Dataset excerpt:

------------------------------------------------------------

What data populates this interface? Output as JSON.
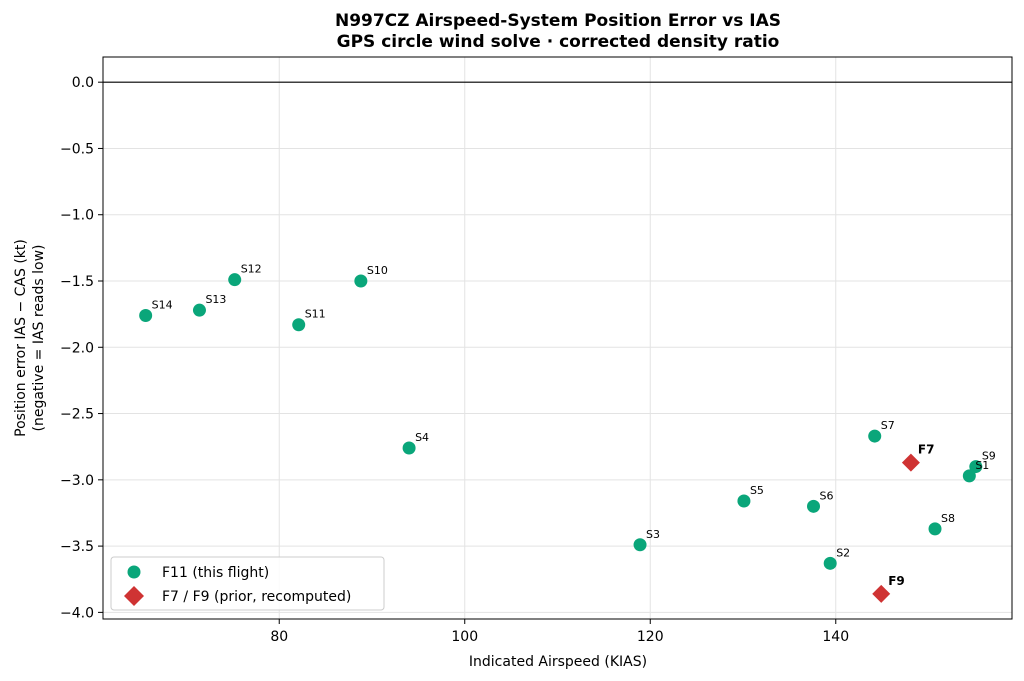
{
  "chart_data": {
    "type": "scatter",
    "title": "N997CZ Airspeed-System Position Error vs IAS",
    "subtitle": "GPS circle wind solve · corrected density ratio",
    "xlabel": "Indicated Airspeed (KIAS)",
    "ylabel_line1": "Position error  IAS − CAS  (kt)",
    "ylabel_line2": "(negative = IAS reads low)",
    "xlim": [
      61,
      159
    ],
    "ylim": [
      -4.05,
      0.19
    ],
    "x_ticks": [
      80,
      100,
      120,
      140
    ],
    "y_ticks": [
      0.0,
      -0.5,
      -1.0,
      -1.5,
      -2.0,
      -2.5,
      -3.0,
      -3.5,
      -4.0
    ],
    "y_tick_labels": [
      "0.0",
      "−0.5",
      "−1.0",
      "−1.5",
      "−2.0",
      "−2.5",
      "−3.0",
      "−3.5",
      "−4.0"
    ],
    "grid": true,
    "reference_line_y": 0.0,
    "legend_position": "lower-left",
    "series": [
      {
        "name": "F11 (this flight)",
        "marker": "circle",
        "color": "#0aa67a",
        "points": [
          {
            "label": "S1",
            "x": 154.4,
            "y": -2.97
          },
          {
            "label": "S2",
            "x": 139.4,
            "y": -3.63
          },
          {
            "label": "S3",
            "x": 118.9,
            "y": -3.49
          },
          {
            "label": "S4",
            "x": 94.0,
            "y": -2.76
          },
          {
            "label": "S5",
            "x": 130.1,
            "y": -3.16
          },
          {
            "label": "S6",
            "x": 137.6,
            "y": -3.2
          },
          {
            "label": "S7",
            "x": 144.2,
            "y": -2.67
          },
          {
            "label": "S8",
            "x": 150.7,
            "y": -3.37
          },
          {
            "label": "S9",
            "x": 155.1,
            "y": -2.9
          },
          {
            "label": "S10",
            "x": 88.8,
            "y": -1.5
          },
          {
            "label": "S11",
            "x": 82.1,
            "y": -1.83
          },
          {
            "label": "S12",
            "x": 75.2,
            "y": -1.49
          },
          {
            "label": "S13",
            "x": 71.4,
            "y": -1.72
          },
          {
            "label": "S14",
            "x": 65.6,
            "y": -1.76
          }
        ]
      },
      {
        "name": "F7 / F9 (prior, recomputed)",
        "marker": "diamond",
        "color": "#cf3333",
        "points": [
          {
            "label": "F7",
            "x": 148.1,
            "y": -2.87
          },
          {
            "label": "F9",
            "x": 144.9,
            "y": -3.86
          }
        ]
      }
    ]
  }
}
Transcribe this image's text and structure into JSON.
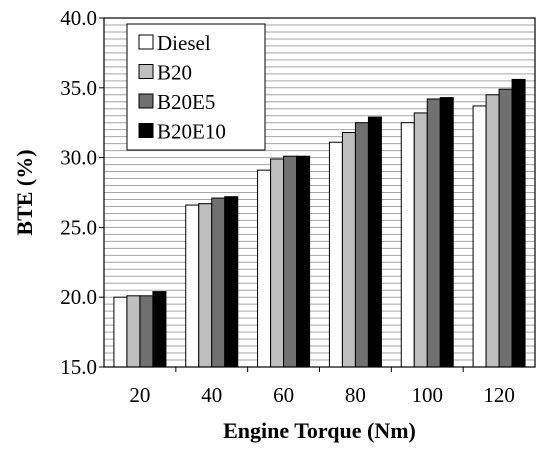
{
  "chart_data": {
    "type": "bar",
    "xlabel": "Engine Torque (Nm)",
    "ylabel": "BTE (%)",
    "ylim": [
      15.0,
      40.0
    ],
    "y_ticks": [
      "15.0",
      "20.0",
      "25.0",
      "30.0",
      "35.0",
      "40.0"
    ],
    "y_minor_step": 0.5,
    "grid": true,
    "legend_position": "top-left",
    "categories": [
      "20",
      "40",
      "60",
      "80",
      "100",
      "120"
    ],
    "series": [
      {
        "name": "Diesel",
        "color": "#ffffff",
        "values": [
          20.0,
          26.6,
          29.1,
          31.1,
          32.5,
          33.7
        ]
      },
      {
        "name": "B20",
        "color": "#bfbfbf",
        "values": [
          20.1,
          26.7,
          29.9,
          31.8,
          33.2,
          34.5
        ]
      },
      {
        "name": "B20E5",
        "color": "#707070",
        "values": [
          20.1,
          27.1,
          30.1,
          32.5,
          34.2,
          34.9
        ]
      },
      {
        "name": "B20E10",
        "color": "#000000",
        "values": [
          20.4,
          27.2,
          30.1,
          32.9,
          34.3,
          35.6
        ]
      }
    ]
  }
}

------------------------------------------------------------

BRIEF
Gather each line holding the string "name".

TASK RESPONSE
        "name": "F11 (this flight)",
        "name": "F7 / F9 (prior, recomputed)",
        "name": "Diesel",
        "name": "B20",
        "name": "B20E5",
        "name": "B20E10",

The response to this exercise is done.